Stored records:
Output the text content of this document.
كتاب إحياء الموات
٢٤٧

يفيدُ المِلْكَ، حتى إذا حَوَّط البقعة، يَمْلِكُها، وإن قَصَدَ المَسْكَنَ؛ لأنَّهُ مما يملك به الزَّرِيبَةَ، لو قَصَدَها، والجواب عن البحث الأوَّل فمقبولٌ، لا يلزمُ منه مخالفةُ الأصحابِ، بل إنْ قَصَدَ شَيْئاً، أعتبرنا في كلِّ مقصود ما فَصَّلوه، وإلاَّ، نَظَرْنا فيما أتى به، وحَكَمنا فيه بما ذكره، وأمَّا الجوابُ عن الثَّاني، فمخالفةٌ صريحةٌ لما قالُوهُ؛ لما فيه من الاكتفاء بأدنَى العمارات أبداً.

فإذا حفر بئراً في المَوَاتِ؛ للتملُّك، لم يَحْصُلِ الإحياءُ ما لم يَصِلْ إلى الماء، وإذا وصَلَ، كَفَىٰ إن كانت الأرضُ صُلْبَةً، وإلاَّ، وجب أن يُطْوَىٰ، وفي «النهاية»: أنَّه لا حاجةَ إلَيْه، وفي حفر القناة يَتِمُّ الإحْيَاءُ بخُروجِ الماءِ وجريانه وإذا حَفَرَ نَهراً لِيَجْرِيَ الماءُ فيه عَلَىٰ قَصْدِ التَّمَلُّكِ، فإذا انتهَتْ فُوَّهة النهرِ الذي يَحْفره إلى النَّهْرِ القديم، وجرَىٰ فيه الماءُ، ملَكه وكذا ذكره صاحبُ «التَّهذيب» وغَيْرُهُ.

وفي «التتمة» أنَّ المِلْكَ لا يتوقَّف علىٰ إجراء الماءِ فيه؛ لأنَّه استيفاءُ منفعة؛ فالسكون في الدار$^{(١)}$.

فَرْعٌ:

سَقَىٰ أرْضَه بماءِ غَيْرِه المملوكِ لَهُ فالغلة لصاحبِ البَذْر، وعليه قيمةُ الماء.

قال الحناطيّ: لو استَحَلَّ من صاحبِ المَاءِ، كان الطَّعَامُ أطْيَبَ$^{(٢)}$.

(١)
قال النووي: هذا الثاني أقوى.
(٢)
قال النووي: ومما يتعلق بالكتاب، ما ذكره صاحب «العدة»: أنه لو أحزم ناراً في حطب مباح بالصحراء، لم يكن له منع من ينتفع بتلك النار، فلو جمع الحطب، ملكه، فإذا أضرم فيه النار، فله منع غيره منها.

==

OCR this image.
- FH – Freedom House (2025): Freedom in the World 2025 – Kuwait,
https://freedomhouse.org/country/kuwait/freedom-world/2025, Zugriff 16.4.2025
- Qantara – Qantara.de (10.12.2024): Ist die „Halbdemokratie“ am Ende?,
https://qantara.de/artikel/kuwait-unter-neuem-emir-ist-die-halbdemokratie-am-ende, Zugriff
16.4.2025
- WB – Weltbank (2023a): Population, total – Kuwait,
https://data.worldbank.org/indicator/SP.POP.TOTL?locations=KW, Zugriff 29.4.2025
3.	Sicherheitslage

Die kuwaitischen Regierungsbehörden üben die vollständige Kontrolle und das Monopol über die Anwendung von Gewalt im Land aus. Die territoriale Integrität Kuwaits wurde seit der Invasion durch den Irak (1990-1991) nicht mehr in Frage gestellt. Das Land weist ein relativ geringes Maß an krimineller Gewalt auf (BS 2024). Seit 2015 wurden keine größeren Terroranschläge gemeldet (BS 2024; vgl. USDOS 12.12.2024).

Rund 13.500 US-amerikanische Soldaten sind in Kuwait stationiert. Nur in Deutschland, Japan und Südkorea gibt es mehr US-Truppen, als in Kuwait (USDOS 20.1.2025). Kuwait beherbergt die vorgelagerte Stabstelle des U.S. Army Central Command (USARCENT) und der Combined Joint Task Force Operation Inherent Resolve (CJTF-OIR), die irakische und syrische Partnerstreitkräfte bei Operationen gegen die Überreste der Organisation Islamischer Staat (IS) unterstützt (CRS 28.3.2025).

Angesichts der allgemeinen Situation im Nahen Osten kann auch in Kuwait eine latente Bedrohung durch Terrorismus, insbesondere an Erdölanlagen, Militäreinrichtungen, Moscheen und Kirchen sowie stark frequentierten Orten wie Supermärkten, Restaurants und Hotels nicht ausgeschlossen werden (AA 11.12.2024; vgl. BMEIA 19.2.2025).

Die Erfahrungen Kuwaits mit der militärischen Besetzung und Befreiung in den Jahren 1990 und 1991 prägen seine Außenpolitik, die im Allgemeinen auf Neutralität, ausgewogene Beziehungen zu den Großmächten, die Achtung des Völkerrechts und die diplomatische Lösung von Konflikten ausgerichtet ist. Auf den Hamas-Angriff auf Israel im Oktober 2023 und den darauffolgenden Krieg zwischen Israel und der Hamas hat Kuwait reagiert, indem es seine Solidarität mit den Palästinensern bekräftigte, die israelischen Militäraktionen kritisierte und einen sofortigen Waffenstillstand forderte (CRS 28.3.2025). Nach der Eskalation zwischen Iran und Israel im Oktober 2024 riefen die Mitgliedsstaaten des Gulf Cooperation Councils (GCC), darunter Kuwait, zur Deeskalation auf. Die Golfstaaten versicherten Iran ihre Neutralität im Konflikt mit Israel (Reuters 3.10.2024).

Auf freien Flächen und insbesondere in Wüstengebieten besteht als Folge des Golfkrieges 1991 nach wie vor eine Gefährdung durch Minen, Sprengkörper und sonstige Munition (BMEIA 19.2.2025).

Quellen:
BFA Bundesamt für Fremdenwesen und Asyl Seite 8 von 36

§ **REQUIREMENT**: Copy each line of the listing in which the word "BMEIA" can be found.

§ **COMPLETE RESPONSE**:
Angesichts der allgemeinen Situation im Nahen Osten kann auch in Kuwait eine latente Bedrohung durch Terrorismus, insbesondere an Erdölanlagen, Militäreinrichtungen, Moscheen und Kirchen sowie stark frequentierten Orten wie Supermärkten, Restaurants und Hotels nicht ausgeschlossen werden (AA 11.12.2024; vgl. BMEIA 19.2.2025).
Auf freien Flächen und insbesondere in Wüstengebieten besteht als Folge des Golfkrieges 1991 nach wie vor eine Gefährdung durch Minen, Sprengkörper und sonstige Munition (BMEIA 19.2.2025).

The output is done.